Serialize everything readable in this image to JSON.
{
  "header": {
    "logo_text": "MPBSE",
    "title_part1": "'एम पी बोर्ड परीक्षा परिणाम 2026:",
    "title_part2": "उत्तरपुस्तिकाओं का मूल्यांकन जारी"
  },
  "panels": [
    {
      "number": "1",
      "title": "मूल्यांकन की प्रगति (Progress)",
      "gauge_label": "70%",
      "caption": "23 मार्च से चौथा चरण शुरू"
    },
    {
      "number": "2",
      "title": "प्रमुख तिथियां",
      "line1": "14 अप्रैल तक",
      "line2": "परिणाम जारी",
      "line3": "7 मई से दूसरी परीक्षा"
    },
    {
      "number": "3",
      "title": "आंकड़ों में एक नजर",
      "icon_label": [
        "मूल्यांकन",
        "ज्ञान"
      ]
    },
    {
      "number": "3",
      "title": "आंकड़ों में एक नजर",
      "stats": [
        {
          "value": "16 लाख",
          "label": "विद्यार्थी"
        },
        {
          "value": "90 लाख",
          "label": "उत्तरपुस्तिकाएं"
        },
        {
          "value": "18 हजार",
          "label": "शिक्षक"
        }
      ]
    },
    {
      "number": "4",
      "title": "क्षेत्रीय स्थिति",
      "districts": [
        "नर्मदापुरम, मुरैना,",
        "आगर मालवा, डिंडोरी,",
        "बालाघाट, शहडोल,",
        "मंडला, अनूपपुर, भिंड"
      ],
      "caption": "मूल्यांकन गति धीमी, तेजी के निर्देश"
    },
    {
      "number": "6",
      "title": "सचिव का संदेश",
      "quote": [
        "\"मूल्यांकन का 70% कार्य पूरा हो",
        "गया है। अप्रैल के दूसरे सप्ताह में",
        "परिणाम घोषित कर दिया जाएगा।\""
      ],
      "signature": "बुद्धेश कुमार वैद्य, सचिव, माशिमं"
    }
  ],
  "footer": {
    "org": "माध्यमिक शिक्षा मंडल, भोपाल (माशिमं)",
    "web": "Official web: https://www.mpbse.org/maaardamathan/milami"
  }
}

■ ■ ■

◆ **Aim**
Can you give every line above again, exactly as written?

◆ **The response**
Serialize everything readable in this image to JSON.
{
  "header": {
    "logo_text": "MPBSE",
    "title_part1": "'एम पी बोर्ड परीक्षा परिणाम 2026:",
    "title_part2": "उत्तरपुस्तिकाओं का मूल्यांकन जारी"
  },
  "panels": [
    {
      "number": "1",
      "title": "मूल्यांकन की प्रगति (Progress)",
      "gauge_label": "70%",
      "caption": "23 मार्च से चौथा चरण शुरू"
    },
    {
      "number": "2",
      "title": "प्रमुख तिथियां",
      "line1": "14 अप्रैल तक",
      "line2": "परिणाम जारी",
      "line3": "7 मई से दूसरी परीक्षा"
    },
    {
      "number": "3",
      "title": "आंकड़ों में एक नजर",
      "icon_label": [
        "मूल्यांकन",
        "ज्ञान"
      ]
    },
    {
      "number": "3",
      "title": "आंकड़ों में एक नजर",
      "stats": [
        {
          "value": "16 लाख",
          "label": "विद्यार्थी"
        },
        {
          "value": "90 लाख",
          "label": "उत्तरपुस्तिकाएं"
        },
        {
          "value": "18 हजार",
          "label": "शिक्षक"
        }
      ]
    },
    {
      "number": "4",
      "title": "क्षेत्रीय स्थिति",
      "districts": [
        "नर्मदापुरम, मुरैना,",
        "आगर मालवा, डिंडोरी,",
        "बालाघाट, शहडोल,",
        "मंडला, अनूपपुर, भिंड"
      ],
      "caption": "मूल्यांकन गति धीमी, तेजी के निर्देश"
    },
    {
      "number": "6",
      "title": "सचिव का संदेश",
      "quote": [
        "\"मूल्यांकन का 70% कार्य पूरा हो",
        "गया है। अप्रैल के दूसरे सप्ताह में",
        "परिणाम घोषित कर दिया जाएगा।\""
      ],
      "signature": "बुद्धेश कुमार वैद्य, सचिव, माशिमं"
    }
  ],
  "footer": {
    "org": "माध्यमिक शिक्षा मंडल, भोपाल (माशिमं)",
    "web": "Official web: https://www.mpbse.org/maaardamathan/milami"
  }
}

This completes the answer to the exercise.